ZADANIA DO WYKONANIA:
[1] Streść wybrany tekst w dwóch zdaniach.
[2] Zastąp proszę „prawnicy” wyrazem „adwokaci” we fragmencie wybranego tekstu zaczynającym się od „Duże znaczenie w” i kończącym na „proszę przebieg postępowania.”, po czym przepisz cały ten fragment.

WYBRANY TEKST:

M.G.: Pierwsze niepokojące sygnały pojawiły się kilka lat później, gdy chciałem zmienić mieszkanie. Okazało się, że bank żąda ode mnie zwrotu franków, a nie złotówek, które mi faktycznie pożyczył. W efekcie w przypadku sprzedaży nieruchomości musiałbym jeszcze dopłacić do banku sporo pieniędzy. Do tego zaczęły pojawiać się sygnały, że moja umowa zawiera niedozwolone zapisy i zostałem oszukany przez bank. Okazało się to prawdą, bo sąd już to potwierdził w mojej sprawie sądowej.
To musiał być szok, zarówno ogromy dług i wyjście na jaw wadliwości umowy o kredyt frankowy. Jak postanowiłeś zareagować i jakie były Twoje motywy i wiedza w tamtym czasie?
M.G.: Przede wszystkim pojawiła się we mnie złość, że bank wykorzystał moją niewiedzę, pozycję instytucji zaufania publicznego i wystawił mnie na nieograniczone ryzyko, sam zabezpieczając swoje interesy. Zdałem sobie wówczas sprawę, że mechanizm wprowadzony przez bank do umowy był dla mnie skrajnie niekorzystny. Żebym wiedział przy zawieraniu umowy, że wahania kursu franka mogą spowodować niemal dwukrotny wzrost zadłużenia to nigdy nie zdecydowałbym się na zawarcie takiego kredytu. Bardzo nieuczciwe jest ze strony banku, że mimo wielu lat spłacania kredytu, kwota do zwrócenia była wciąż większa niż pieniądze, które dostałem pierwotnie od banku. Bank mnie nigdy nie informował o takim ryzyku, byłem wprowadzony w błąd.
Opowiedz o tym jak trafiłeś na Życie Bez Kredytu. Jak przebiegała współpraca na samym początku? Jakie były Twoje pierwsze wrażenia po spotkaniu zespołu Życie Bez Kredytu.
M.G.: Dwa lata temu sytuacja frankowiczów była zupełnie inna niż po wyroku TSUE. Wówczas dopiero pojawiały się pierwsze wyroki. Na szczęście jeden z założycieli Życie Bez Kredytu było moim znajomym, przez co łatwiej było mi im zaufać i podjąć decyzję. Przyznam, że początkowo odczuwałem strach przed pozwaniem banku. Myśl, że mam stawić czoło wielkiej instytucji finansowej napawała mnie lękiem. Z drugiej strony perspektywa życia w niepewności co do kursu franka przez kolejne kilkanaście lat sprawiła, że zdecydowałem się walczyć o sprawiedliwość.
Duże znaczenie w podjęciu tej decyzji miały argumenty na moją korzyść, które przytaczali prawnicy związani z Życie Bez Kredytu. Uznałem, że warto podjąć ryzyko. Perspektywa pozbycia się nieuczciwego kredytu i spokojnego życia była na tyle duża, że zdecydowałem się pozwać bank.
Zatem został wniesiony pozew. Przybliż proszę przebieg postępowania.

WYODRĘBNIONE DANE:
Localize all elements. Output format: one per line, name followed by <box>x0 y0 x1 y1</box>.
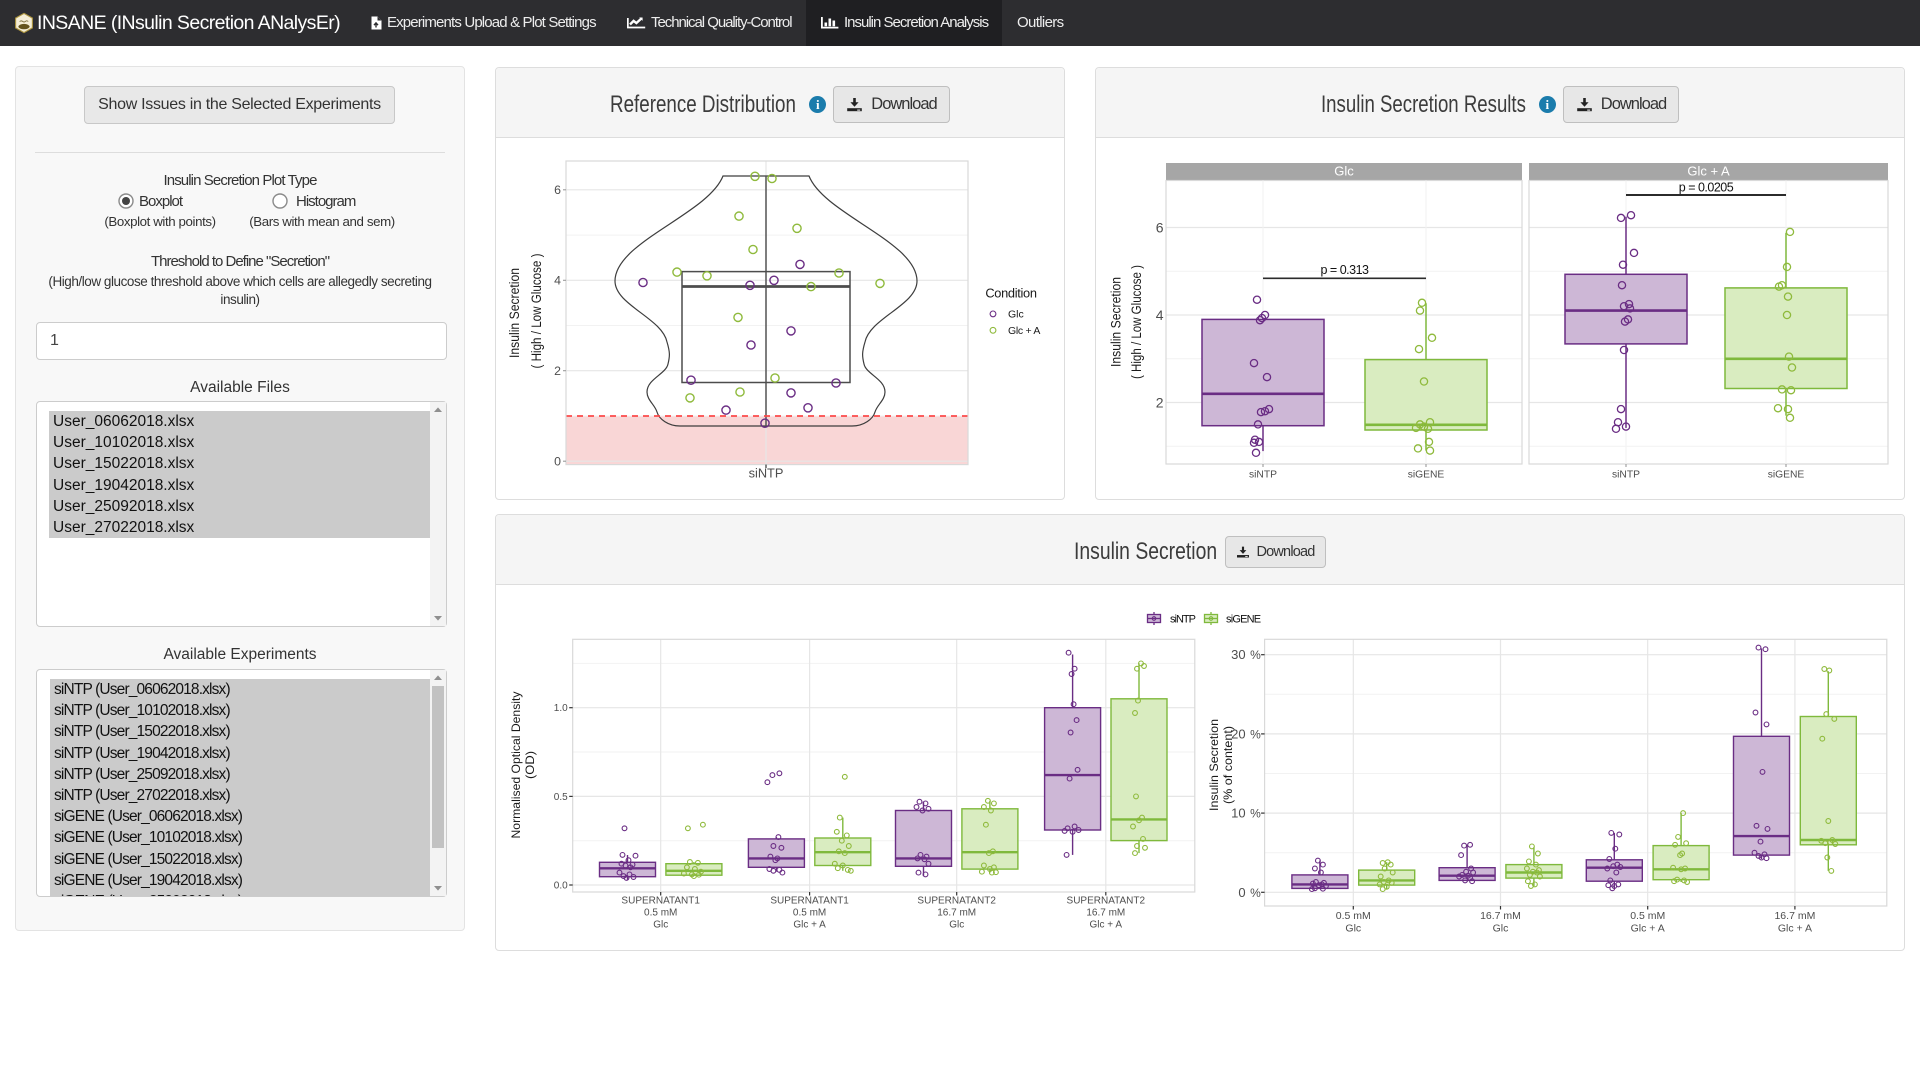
svg-text:4: 4 <box>1156 307 1164 323</box>
svg-text:Glc: Glc <box>1493 923 1509 935</box>
svg-text:2: 2 <box>554 364 561 378</box>
svg-text:Glc: Glc <box>1008 309 1024 321</box>
svg-text:( High / Low Glucose ): ( High / Low Glucose ) <box>1129 265 1144 379</box>
svg-text:%: % <box>1250 648 1261 662</box>
svg-text:Insulin Secretion: Insulin Secretion <box>1207 719 1221 811</box>
svg-text:%: % <box>1250 807 1261 821</box>
svg-text:6: 6 <box>1156 219 1164 235</box>
svg-text:siGENE: siGENE <box>1226 614 1261 626</box>
svg-text:Glc: Glc <box>1334 164 1354 179</box>
svg-text:Glc + A: Glc + A <box>1008 325 1040 337</box>
svg-text:siNTP: siNTP <box>1612 470 1640 481</box>
svg-text:6: 6 <box>554 183 561 197</box>
svg-text:Condition: Condition <box>985 286 1037 301</box>
svg-text:Glc + A: Glc + A <box>793 920 826 931</box>
svg-text:( High / Low Glucose ): ( High / Low Glucose ) <box>529 254 544 369</box>
svg-text:16.7 mM: 16.7 mM <box>1774 910 1815 922</box>
svg-text:Glc: Glc <box>653 920 668 931</box>
svg-text:siNTP: siNTP <box>1249 470 1277 481</box>
svg-text:0.0: 0.0 <box>554 881 568 892</box>
svg-text:(OD): (OD) <box>523 751 537 779</box>
svg-text:16.7 mM: 16.7 mM <box>937 908 976 919</box>
svg-text:0: 0 <box>554 455 561 469</box>
svg-text:Glc: Glc <box>949 920 964 931</box>
svg-text:siGENE: siGENE <box>1768 470 1805 481</box>
svg-text:siNTP: siNTP <box>1170 614 1196 626</box>
svg-text:10: 10 <box>1231 806 1245 821</box>
svg-text:0.5 mM: 0.5 mM <box>793 908 826 919</box>
svg-text:2: 2 <box>1156 394 1164 410</box>
svg-text:4: 4 <box>554 274 561 288</box>
svg-text:%: % <box>1250 727 1261 741</box>
svg-text:Insulin Secretion: Insulin Secretion <box>507 268 522 358</box>
svg-text:0.5 mM: 0.5 mM <box>644 908 677 919</box>
svg-text:16.7 mM: 16.7 mM <box>1086 908 1125 919</box>
svg-text:Glc + A: Glc + A <box>1631 923 1665 935</box>
svg-text:Glc: Glc <box>1345 923 1361 935</box>
svg-text:Insulin Secretion: Insulin Secretion <box>1109 277 1124 367</box>
svg-text:SUPERNATANT1: SUPERNATANT1 <box>770 896 849 907</box>
svg-text:Normalised Optical Density: Normalised Optical Density <box>509 692 523 839</box>
svg-text:Glc + A: Glc + A <box>1090 920 1123 931</box>
svg-text:siNTP: siNTP <box>749 466 784 481</box>
svg-text:0.5: 0.5 <box>554 792 568 803</box>
svg-text:(% of content): (% of content) <box>1221 726 1235 804</box>
svg-text:Glc + A: Glc + A <box>1687 164 1730 179</box>
svg-text:%: % <box>1250 886 1261 900</box>
svg-text:30: 30 <box>1231 647 1245 662</box>
svg-text:p = 0.313: p = 0.313 <box>1321 263 1370 277</box>
svg-text:SUPERNATANT2: SUPERNATANT2 <box>1067 896 1146 907</box>
svg-text:16.7 mM: 16.7 mM <box>1480 910 1521 922</box>
svg-text:0.5 mM: 0.5 mM <box>1336 910 1371 922</box>
svg-text:0.5 mM: 0.5 mM <box>1630 910 1665 922</box>
svg-text:20: 20 <box>1231 726 1245 741</box>
svg-text:p = 0.0205: p = 0.0205 <box>1679 181 1734 195</box>
svg-text:Glc + A: Glc + A <box>1778 923 1812 935</box>
svg-text:SUPERNATANT2: SUPERNATANT2 <box>917 896 996 907</box>
svg-text:0: 0 <box>1238 885 1245 900</box>
svg-text:siGENE: siGENE <box>1408 470 1445 481</box>
svg-text:SUPERNATANT1: SUPERNATANT1 <box>621 896 700 907</box>
svg-text:1.0: 1.0 <box>554 703 568 714</box>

ODPOWIEDZI DO ZADAŃ:
[1] M.G. opowiada, że gdy chciał zmienić mieszkanie, okazało się, że bank żąda zwrotu franków zamiast pożyczonych złotówek, a jego umowa zawiera niedozwolone zapisy, co potwierdził już sąd. Choć początkowo bał się pozwać wielką instytucję finansową, pod wpływem argumentów prawników związanych z Życie Bez Kredytu i perspektywy spokojnego życia zdecydował się to zrobić.

[2]
Duże znaczenie w podjęciu tej decyzji miały argumenty na moją korzyść, które przytaczali adwokaci związani z Życie Bez Kredytu. Uznałem, że warto podjąć ryzyko. Perspektywa pozbycia się nieuczciwego kredytu i spokojnego życia była na tyle duża, że zdecydowałem się pozwać bank.
Zatem został wniesiony pozew. Przybliż proszę przebieg postępowania.